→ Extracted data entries
#####
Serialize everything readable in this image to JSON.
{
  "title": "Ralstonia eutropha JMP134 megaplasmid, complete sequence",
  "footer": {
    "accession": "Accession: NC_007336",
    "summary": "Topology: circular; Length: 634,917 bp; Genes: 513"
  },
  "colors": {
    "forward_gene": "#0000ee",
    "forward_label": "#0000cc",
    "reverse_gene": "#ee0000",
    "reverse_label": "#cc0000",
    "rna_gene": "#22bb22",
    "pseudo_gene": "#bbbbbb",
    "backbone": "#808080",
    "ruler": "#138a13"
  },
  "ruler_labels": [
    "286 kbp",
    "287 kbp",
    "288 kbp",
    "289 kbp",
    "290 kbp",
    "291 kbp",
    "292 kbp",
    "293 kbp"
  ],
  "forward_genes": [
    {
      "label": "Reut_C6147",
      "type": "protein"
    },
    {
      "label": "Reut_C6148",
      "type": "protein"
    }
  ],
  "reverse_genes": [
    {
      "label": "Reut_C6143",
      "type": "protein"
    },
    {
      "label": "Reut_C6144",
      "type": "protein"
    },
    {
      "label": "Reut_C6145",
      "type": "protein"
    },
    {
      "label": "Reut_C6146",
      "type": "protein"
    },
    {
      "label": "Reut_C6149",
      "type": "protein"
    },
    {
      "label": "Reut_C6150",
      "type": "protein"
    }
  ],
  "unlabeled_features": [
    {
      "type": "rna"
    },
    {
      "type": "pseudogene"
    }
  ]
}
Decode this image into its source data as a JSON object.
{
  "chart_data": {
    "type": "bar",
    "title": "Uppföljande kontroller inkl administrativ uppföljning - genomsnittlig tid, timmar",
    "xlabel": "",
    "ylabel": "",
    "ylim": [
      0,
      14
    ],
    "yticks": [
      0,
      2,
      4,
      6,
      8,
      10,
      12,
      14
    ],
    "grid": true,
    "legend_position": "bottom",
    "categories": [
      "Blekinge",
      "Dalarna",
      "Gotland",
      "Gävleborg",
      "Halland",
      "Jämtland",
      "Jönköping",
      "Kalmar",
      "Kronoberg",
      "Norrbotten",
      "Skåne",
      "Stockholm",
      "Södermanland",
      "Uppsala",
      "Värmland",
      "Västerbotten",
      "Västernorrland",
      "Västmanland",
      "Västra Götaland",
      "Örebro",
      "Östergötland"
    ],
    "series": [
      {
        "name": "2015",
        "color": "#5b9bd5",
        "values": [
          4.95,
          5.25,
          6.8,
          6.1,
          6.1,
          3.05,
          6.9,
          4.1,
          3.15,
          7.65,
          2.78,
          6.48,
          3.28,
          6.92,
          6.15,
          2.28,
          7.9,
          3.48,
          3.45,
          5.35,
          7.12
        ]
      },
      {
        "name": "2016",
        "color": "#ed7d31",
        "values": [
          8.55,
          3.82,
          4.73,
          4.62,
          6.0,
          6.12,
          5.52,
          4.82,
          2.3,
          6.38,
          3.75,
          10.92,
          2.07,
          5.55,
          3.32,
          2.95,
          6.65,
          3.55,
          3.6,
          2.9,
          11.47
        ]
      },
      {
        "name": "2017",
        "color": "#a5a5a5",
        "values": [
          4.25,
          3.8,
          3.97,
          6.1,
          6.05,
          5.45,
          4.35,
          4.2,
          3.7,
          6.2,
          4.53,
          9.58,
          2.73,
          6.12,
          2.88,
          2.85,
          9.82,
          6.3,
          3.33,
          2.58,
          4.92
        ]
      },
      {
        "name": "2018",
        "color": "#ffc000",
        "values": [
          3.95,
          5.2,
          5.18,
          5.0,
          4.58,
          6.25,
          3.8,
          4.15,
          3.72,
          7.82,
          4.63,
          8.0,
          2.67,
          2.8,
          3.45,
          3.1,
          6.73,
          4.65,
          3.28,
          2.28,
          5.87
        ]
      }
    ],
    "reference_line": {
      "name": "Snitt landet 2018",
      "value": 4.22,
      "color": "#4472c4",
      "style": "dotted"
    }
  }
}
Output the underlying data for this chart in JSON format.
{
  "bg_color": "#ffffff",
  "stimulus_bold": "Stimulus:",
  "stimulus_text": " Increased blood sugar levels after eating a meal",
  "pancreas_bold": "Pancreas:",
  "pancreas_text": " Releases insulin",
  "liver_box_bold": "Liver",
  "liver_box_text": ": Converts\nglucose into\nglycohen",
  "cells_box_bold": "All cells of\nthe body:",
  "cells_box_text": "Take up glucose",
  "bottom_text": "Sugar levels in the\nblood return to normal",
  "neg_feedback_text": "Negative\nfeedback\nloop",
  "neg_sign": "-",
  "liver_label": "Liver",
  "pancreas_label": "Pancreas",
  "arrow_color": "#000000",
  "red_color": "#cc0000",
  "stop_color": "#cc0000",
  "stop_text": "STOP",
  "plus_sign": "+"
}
#####
→ About this exercise
Give back all of the entries above, unchanged in every word.

→ Result of this task
Serialize everything readable in this image to JSON.
{
  "title": "Ralstonia eutropha JMP134 megaplasmid, complete sequence",
  "footer": {
    "accession": "Accession: NC_007336",
    "summary": "Topology: circular; Length: 634,917 bp; Genes: 513"
  },
  "colors": {
    "forward_gene": "#0000ee",
    "forward_label": "#0000cc",
    "reverse_gene": "#ee0000",
    "reverse_label": "#cc0000",
    "rna_gene": "#22bb22",
    "pseudo_gene": "#bbbbbb",
    "backbone": "#808080",
    "ruler": "#138a13"
  },
  "ruler_labels": [
    "286 kbp",
    "287 kbp",
    "288 kbp",
    "289 kbp",
    "290 kbp",
    "291 kbp",
    "292 kbp",
    "293 kbp"
  ],
  "forward_genes": [
    {
      "label": "Reut_C6147",
      "type": "protein"
    },
    {
      "label": "Reut_C6148",
      "type": "protein"
    }
  ],
  "reverse_genes": [
    {
      "label": "Reut_C6143",
      "type": "protein"
    },
    {
      "label": "Reut_C6144",
      "type": "protein"
    },
    {
      "label": "Reut_C6145",
      "type": "protein"
    },
    {
      "label": "Reut_C6146",
      "type": "protein"
    },
    {
      "label": "Reut_C6149",
      "type": "protein"
    },
    {
      "label": "Reut_C6150",
      "type": "protein"
    }
  ],
  "unlabeled_features": [
    {
      "type": "rna"
    },
    {
      "type": "pseudogene"
    }
  ]
}
Decode this image into its source data as a JSON object.
{
  "chart_data": {
    "type": "bar",
    "title": "Uppföljande kontroller inkl administrativ uppföljning - genomsnittlig tid, timmar",
    "xlabel": "",
    "ylabel": "",
    "ylim": [
      0,
      14
    ],
    "yticks": [
      0,
      2,
      4,
      6,
      8,
      10,
      12,
      14
    ],
    "grid": true,
    "legend_position": "bottom",
    "categories": [
      "Blekinge",
      "Dalarna",
      "Gotland",
      "Gävleborg",
      "Halland",
      "Jämtland",
      "Jönköping",
      "Kalmar",
      "Kronoberg",
      "Norrbotten",
      "Skåne",
      "Stockholm",
      "Södermanland",
      "Uppsala",
      "Värmland",
      "Västerbotten",
      "Västernorrland",
      "Västmanland",
      "Västra Götaland",
      "Örebro",
      "Östergötland"
    ],
    "series": [
      {
        "name": "2015",
        "color": "#5b9bd5",
        "values": [
          4.95,
          5.25,
          6.8,
          6.1,
          6.1,
          3.05,
          6.9,
          4.1,
          3.15,
          7.65,
          2.78,
          6.48,
          3.28,
          6.92,
          6.15,
          2.28,
          7.9,
          3.48,
          3.45,
          5.35,
          7.12
        ]
      },
      {
        "name": "2016",
        "color": "#ed7d31",
        "values": [
          8.55,
          3.82,
          4.73,
          4.62,
          6.0,
          6.12,
          5.52,
          4.82,
          2.3,
          6.38,
          3.75,
          10.92,
          2.07,
          5.55,
          3.32,
          2.95,
          6.65,
          3.55,
          3.6,
          2.9,
          11.47
        ]
      },
      {
        "name": "2017",
        "color": "#a5a5a5",
        "values": [
          4.25,
          3.8,
          3.97,
          6.1,
          6.05,
          5.45,
          4.35,
          4.2,
          3.7,
          6.2,
          4.53,
          9.58,
          2.73,
          6.12,
          2.88,
          2.85,
          9.82,
          6.3,
          3.33,
          2.58,
          4.92
        ]
      },
      {
        "name": "2018",
        "color": "#ffc000",
        "values": [
          3.95,
          5.2,
          5.18,
          5.0,
          4.58,
          6.25,
          3.8,
          4.15,
          3.72,
          7.82,
          4.63,
          8.0,
          2.67,
          2.8,
          3.45,
          3.1,
          6.73,
          4.65,
          3.28,
          2.28,
          5.87
        ]
      }
    ],
    "reference_line": {
      "name": "Snitt landet 2018",
      "value": 4.22,
      "color": "#4472c4",
      "style": "dotted"
    }
  }
}
Output the underlying data for this chart in JSON format.
{
  "bg_color": "#ffffff",
  "stimulus_bold": "Stimulus:",
  "stimulus_text": " Increased blood sugar levels after eating a meal",
  "pancreas_bold": "Pancreas:",
  "pancreas_text": " Releases insulin",
  "liver_box_bold": "Liver",
  "liver_box_text": ": Converts\nglucose into\nglycohen",
  "cells_box_bold": "All cells of\nthe body:",
  "cells_box_text": "Take up glucose",
  "bottom_text": "Sugar levels in the\nblood return to normal",
  "neg_feedback_text": "Negative\nfeedback\nloop",
  "neg_sign": "-",
  "liver_label": "Liver",
  "pancreas_label": "Pancreas",
  "arrow_color": "#000000",
  "red_color": "#cc0000",
  "stop_color": "#cc0000",
  "stop_text": "STOP",
  "plus_sign": "+"
}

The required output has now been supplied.